Required work:
Every line that holds "description" should be shown.

Provided information:
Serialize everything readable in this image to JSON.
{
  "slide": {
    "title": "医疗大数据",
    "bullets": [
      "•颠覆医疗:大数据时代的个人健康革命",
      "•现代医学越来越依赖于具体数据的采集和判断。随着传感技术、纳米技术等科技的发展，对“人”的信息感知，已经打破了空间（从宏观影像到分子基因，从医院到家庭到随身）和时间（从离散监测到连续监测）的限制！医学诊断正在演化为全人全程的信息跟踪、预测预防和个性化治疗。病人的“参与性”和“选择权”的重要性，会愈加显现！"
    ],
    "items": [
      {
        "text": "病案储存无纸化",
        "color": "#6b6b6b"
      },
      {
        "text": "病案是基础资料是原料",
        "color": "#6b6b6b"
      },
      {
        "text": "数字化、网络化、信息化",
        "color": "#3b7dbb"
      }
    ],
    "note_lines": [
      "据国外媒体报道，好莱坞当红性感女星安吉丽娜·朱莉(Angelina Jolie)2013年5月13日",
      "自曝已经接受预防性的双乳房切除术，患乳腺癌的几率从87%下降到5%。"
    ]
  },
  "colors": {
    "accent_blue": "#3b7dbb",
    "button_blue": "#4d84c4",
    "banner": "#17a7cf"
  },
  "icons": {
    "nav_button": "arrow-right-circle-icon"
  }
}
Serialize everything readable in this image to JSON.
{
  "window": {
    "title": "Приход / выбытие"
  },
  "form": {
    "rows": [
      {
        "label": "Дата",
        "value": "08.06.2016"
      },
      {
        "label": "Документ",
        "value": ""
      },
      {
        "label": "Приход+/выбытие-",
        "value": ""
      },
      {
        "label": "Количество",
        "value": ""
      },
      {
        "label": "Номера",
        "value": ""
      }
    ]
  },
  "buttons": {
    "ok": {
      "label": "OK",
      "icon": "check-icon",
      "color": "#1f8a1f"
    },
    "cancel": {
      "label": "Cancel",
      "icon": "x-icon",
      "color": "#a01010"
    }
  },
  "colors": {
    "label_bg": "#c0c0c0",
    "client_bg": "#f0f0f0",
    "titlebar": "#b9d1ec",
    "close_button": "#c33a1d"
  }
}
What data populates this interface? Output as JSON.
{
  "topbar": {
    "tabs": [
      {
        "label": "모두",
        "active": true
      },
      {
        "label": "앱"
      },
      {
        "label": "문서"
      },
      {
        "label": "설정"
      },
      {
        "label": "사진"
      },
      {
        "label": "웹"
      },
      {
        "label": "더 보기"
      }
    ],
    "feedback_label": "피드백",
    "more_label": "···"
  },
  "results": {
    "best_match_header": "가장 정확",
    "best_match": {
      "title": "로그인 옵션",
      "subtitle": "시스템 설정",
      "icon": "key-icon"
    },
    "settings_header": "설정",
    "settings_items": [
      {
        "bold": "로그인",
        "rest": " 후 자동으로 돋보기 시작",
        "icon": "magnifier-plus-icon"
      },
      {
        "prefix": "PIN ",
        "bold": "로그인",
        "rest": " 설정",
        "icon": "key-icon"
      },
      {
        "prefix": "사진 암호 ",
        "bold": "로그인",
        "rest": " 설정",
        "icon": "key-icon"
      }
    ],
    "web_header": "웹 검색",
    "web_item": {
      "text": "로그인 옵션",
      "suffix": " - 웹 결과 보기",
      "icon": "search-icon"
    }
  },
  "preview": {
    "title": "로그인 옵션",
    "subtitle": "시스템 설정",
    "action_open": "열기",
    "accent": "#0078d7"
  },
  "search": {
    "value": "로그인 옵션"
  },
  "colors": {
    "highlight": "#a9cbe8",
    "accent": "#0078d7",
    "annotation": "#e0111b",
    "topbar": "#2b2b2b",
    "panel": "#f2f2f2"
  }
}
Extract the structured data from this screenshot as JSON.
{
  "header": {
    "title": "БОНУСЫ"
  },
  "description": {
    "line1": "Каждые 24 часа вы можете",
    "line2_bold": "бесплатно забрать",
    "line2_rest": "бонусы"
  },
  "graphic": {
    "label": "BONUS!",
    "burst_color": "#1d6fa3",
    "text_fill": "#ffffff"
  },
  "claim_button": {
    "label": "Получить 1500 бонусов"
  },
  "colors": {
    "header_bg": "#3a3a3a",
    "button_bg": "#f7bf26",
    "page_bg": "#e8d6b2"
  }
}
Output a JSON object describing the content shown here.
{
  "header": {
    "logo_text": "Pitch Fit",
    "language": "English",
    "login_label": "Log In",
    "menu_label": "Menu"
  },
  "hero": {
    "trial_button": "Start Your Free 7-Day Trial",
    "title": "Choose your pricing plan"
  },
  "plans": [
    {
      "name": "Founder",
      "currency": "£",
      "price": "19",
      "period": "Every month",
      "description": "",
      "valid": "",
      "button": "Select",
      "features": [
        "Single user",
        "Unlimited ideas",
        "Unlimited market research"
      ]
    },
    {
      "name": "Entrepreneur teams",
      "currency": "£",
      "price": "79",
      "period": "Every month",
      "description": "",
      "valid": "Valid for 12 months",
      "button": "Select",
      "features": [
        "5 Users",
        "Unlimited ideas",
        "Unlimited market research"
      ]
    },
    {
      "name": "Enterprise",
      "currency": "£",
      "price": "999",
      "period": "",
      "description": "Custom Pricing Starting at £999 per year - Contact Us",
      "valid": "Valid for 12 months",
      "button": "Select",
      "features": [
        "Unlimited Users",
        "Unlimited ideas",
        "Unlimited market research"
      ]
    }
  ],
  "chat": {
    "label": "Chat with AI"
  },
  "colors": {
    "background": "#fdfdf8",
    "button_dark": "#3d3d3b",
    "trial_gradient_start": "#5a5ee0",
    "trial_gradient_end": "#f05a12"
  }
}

The answer:
  "description": {
      "description": "",
      "description": "",
      "description": "Custom Pricing Starting at £999 per year - Contact Us",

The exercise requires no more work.